- _Information given_
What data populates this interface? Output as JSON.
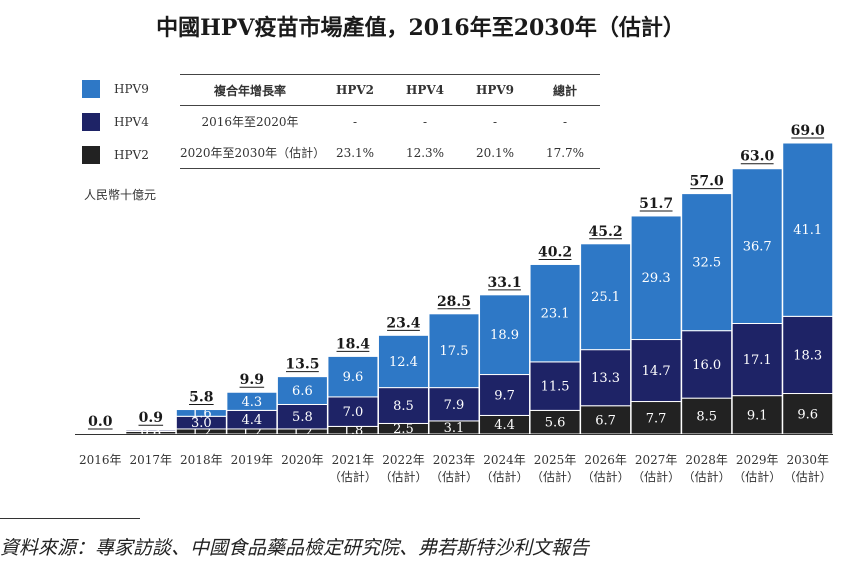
{
  "title": "中國HPV疫苗市場產值，2016年至2030年（估計）",
  "legend": [
    {
      "label": "HPV9",
      "color": "#2E78C6"
    },
    {
      "label": "HPV4",
      "color": "#1E2366"
    },
    {
      "label": "HPV2",
      "color": "#222222"
    }
  ],
  "cagr_table": {
    "headers": [
      "複合年增長率",
      "HPV2",
      "HPV4",
      "HPV9",
      "總計"
    ],
    "rows": [
      [
        "2016年至2020年",
        "-",
        "-",
        "-",
        "-"
      ],
      [
        "2020年至2030年（估計）",
        "23.1%",
        "12.3%",
        "20.1%",
        "17.7%"
      ]
    ]
  },
  "unit_label": "人民幣十億元",
  "source": "資料來源：專家訪談、中國食品藥品檢定研究院、弗若斯特沙利文報告",
  "chart_data": {
    "type": "bar",
    "stacked": true,
    "categories": [
      [
        "2016年"
      ],
      [
        "2017年"
      ],
      [
        "2018年"
      ],
      [
        "2019年"
      ],
      [
        "2020年"
      ],
      [
        "2021年",
        "（估計）"
      ],
      [
        "2022年",
        "（估計）"
      ],
      [
        "2023年",
        "（估計）"
      ],
      [
        "2024年",
        "（估計）"
      ],
      [
        "2025年",
        "（估計）"
      ],
      [
        "2026年",
        "（估計）"
      ],
      [
        "2027年",
        "（估計）"
      ],
      [
        "2028年",
        "（估計）"
      ],
      [
        "2029年",
        "（估計）"
      ],
      [
        "2030年",
        "（估計）"
      ]
    ],
    "series": [
      {
        "name": "HPV2",
        "color": "#222222",
        "values": [
          0,
          0.6,
          1.2,
          1.2,
          1.2,
          1.8,
          2.5,
          3.1,
          4.4,
          5.6,
          6.7,
          7.7,
          8.5,
          9.1,
          9.6
        ]
      },
      {
        "name": "HPV4",
        "color": "#1E2366",
        "values": [
          0,
          0.3,
          3.0,
          4.4,
          5.8,
          7.0,
          8.5,
          7.9,
          9.7,
          11.5,
          13.3,
          14.7,
          16.0,
          17.1,
          18.3
        ]
      },
      {
        "name": "HPV9",
        "color": "#2E78C6",
        "values": [
          0,
          0,
          1.6,
          4.3,
          6.6,
          9.6,
          12.4,
          17.5,
          18.9,
          23.1,
          25.1,
          29.3,
          32.5,
          36.7,
          41.1
        ]
      }
    ],
    "segment_labels": [
      [
        null,
        null,
        null
      ],
      [
        "0.6",
        "0.3",
        null
      ],
      [
        "1.2",
        "3.0",
        "1.6"
      ],
      [
        "1.2",
        "4.4",
        "4.3"
      ],
      [
        "1.2",
        "5.8",
        "6.6"
      ],
      [
        "1.8",
        "7.0",
        "9.6"
      ],
      [
        "2.5",
        "8.5",
        "12.4"
      ],
      [
        "3.1",
        "7.9",
        "17.5"
      ],
      [
        "4.4",
        "9.7",
        "18.9"
      ],
      [
        "5.6",
        "11.5",
        "23.1"
      ],
      [
        "6.7",
        "13.3",
        "25.1"
      ],
      [
        "7.7",
        "14.7",
        "29.3"
      ],
      [
        "8.5",
        "16.0",
        "32.5"
      ],
      [
        "9.1",
        "17.1",
        "36.7"
      ],
      [
        "9.6",
        "18.3",
        "41.1"
      ]
    ],
    "totals": [
      "0.0",
      "0.9",
      "5.8",
      "9.9",
      "13.5",
      "18.4",
      "23.4",
      "28.5",
      "33.1",
      "40.2",
      "45.2",
      "51.7",
      "57.0",
      "63.0",
      "69.0"
    ],
    "ylabel": "人民幣十億元",
    "ylim": [
      0,
      69.0
    ]
  }
}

- _Objective_
Reproduce the data above in full, exactly as it is, with the pictures left out.

- _Answer_
What data populates this interface? Output as JSON.
{
  "title": "中國HPV疫苗市場產值，2016年至2030年（估計）",
  "legend": [
    {
      "label": "HPV9",
      "color": "#2E78C6"
    },
    {
      "label": "HPV4",
      "color": "#1E2366"
    },
    {
      "label": "HPV2",
      "color": "#222222"
    }
  ],
  "cagr_table": {
    "headers": [
      "複合年增長率",
      "HPV2",
      "HPV4",
      "HPV9",
      "總計"
    ],
    "rows": [
      [
        "2016年至2020年",
        "-",
        "-",
        "-",
        "-"
      ],
      [
        "2020年至2030年（估計）",
        "23.1%",
        "12.3%",
        "20.1%",
        "17.7%"
      ]
    ]
  },
  "unit_label": "人民幣十億元",
  "source": "資料來源：專家訪談、中國食品藥品檢定研究院、弗若斯特沙利文報告",
  "chart_data": {
    "type": "bar",
    "stacked": true,
    "categories": [
      [
        "2016年"
      ],
      [
        "2017年"
      ],
      [
        "2018年"
      ],
      [
        "2019年"
      ],
      [
        "2020年"
      ],
      [
        "2021年",
        "（估計）"
      ],
      [
        "2022年",
        "（估計）"
      ],
      [
        "2023年",
        "（估計）"
      ],
      [
        "2024年",
        "（估計）"
      ],
      [
        "2025年",
        "（估計）"
      ],
      [
        "2026年",
        "（估計）"
      ],
      [
        "2027年",
        "（估計）"
      ],
      [
        "2028年",
        "（估計）"
      ],
      [
        "2029年",
        "（估計）"
      ],
      [
        "2030年",
        "（估計）"
      ]
    ],
    "series": [
      {
        "name": "HPV2",
        "color": "#222222",
        "values": [
          0,
          0.6,
          1.2,
          1.2,
          1.2,
          1.8,
          2.5,
          3.1,
          4.4,
          5.6,
          6.7,
          7.7,
          8.5,
          9.1,
          9.6
        ]
      },
      {
        "name": "HPV4",
        "color": "#1E2366",
        "values": [
          0,
          0.3,
          3.0,
          4.4,
          5.8,
          7.0,
          8.5,
          7.9,
          9.7,
          11.5,
          13.3,
          14.7,
          16.0,
          17.1,
          18.3
        ]
      },
      {
        "name": "HPV9",
        "color": "#2E78C6",
        "values": [
          0,
          0,
          1.6,
          4.3,
          6.6,
          9.6,
          12.4,
          17.5,
          18.9,
          23.1,
          25.1,
          29.3,
          32.5,
          36.7,
          41.1
        ]
      }
    ],
    "segment_labels": [
      [
        null,
        null,
        null
      ],
      [
        "0.6",
        "0.3",
        null
      ],
      [
        "1.2",
        "3.0",
        "1.6"
      ],
      [
        "1.2",
        "4.4",
        "4.3"
      ],
      [
        "1.2",
        "5.8",
        "6.6"
      ],
      [
        "1.8",
        "7.0",
        "9.6"
      ],
      [
        "2.5",
        "8.5",
        "12.4"
      ],
      [
        "3.1",
        "7.9",
        "17.5"
      ],
      [
        "4.4",
        "9.7",
        "18.9"
      ],
      [
        "5.6",
        "11.5",
        "23.1"
      ],
      [
        "6.7",
        "13.3",
        "25.1"
      ],
      [
        "7.7",
        "14.7",
        "29.3"
      ],
      [
        "8.5",
        "16.0",
        "32.5"
      ],
      [
        "9.1",
        "17.1",
        "36.7"
      ],
      [
        "9.6",
        "18.3",
        "41.1"
      ]
    ],
    "totals": [
      "0.0",
      "0.9",
      "5.8",
      "9.9",
      "13.5",
      "18.4",
      "23.4",
      "28.5",
      "33.1",
      "40.2",
      "45.2",
      "51.7",
      "57.0",
      "63.0",
      "69.0"
    ],
    "ylabel": "人民幣十億元",
    "ylim": [
      0,
      69.0
    ]
  }
}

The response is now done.